**Directions**. Both ends included, set down the lines from the line containing "Output a JSON" through the last line of the records below, without pictures.

++++ Extracted records ++++

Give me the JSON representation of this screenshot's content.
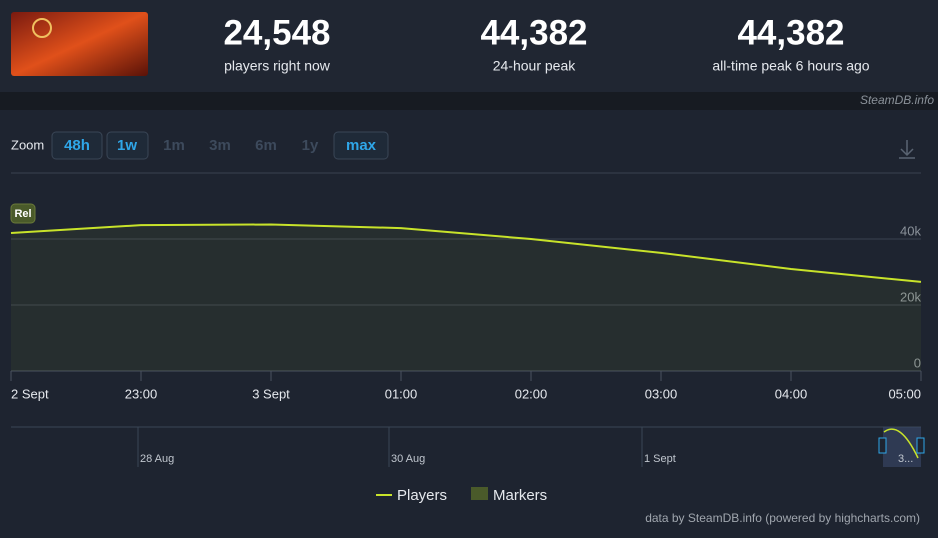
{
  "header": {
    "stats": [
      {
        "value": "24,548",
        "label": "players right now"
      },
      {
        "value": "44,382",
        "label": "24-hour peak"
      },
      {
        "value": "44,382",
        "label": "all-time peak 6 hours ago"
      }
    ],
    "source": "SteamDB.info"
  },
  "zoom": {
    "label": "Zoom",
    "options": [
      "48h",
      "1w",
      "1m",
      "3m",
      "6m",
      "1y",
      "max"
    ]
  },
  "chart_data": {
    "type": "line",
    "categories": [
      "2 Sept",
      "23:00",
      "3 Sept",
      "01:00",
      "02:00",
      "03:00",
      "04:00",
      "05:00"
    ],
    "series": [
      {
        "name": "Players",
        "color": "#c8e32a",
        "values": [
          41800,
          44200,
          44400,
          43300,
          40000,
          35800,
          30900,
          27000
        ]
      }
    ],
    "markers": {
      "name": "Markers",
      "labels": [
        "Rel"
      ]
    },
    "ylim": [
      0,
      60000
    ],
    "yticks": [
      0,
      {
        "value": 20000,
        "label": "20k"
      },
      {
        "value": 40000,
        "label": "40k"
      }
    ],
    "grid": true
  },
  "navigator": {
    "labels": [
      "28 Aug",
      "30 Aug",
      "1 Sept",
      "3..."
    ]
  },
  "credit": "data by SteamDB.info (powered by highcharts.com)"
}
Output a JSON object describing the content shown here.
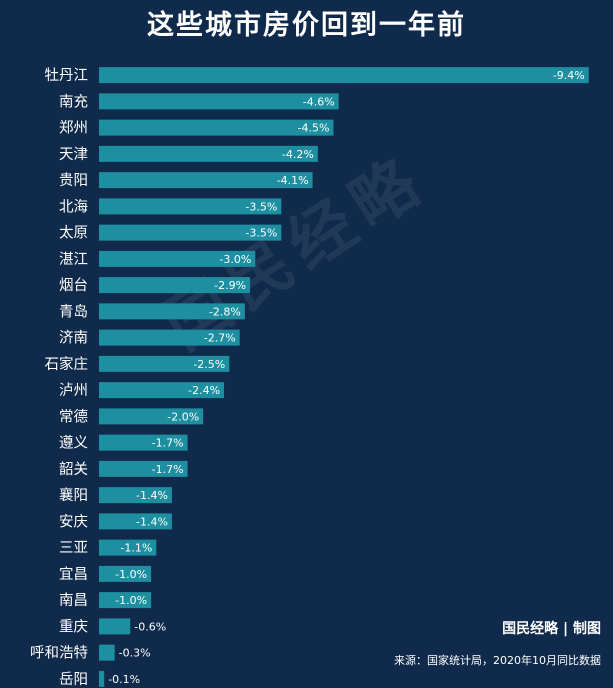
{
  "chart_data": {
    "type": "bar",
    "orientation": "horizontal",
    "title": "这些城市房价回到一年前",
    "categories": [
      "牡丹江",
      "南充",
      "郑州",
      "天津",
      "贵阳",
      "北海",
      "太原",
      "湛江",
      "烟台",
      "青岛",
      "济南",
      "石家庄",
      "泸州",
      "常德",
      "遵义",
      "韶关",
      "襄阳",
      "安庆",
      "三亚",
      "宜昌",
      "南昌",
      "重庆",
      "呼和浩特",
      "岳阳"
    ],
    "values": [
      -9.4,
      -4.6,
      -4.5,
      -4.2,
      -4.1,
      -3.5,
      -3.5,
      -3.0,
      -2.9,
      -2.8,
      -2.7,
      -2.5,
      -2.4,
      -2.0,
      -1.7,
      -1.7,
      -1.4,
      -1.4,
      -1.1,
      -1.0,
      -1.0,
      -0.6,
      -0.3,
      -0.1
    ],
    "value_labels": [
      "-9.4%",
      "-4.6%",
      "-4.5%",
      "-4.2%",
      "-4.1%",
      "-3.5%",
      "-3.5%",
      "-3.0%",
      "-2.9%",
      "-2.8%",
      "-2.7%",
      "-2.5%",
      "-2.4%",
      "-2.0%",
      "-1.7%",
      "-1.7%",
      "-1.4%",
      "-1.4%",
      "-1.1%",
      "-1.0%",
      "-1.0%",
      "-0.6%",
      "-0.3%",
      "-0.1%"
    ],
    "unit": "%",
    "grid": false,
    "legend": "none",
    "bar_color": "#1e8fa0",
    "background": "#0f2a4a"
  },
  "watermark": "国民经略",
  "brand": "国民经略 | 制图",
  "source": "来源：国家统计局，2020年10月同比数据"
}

++++

**Output for this exercise**.
Output a JSON object describing the content shown here.
{
  "chart_data": {
    "type": "bar",
    "orientation": "horizontal",
    "title": "这些城市房价回到一年前",
    "categories": [
      "牡丹江",
      "南充",
      "郑州",
      "天津",
      "贵阳",
      "北海",
      "太原",
      "湛江",
      "烟台",
      "青岛",
      "济南",
      "石家庄",
      "泸州",
      "常德",
      "遵义",
      "韶关",
      "襄阳",
      "安庆",
      "三亚",
      "宜昌",
      "南昌",
      "重庆",
      "呼和浩特",
      "岳阳"
    ],
    "values": [
      -9.4,
      -4.6,
      -4.5,
      -4.2,
      -4.1,
      -3.5,
      -3.5,
      -3.0,
      -2.9,
      -2.8,
      -2.7,
      -2.5,
      -2.4,
      -2.0,
      -1.7,
      -1.7,
      -1.4,
      -1.4,
      -1.1,
      -1.0,
      -1.0,
      -0.6,
      -0.3,
      -0.1
    ],
    "value_labels": [
      "-9.4%",
      "-4.6%",
      "-4.5%",
      "-4.2%",
      "-4.1%",
      "-3.5%",
      "-3.5%",
      "-3.0%",
      "-2.9%",
      "-2.8%",
      "-2.7%",
      "-2.5%",
      "-2.4%",
      "-2.0%",
      "-1.7%",
      "-1.7%",
      "-1.4%",
      "-1.4%",
      "-1.1%",
      "-1.0%",
      "-1.0%",
      "-0.6%",
      "-0.3%",
      "-0.1%"
    ],
    "unit": "%",
    "grid": false,
    "legend": "none",
    "bar_color": "#1e8fa0",
    "background": "#0f2a4a"
  },
  "watermark": "国民经略",
  "brand": "国民经略 | 制图",
  "source": "来源：国家统计局，2020年10月同比数据"
}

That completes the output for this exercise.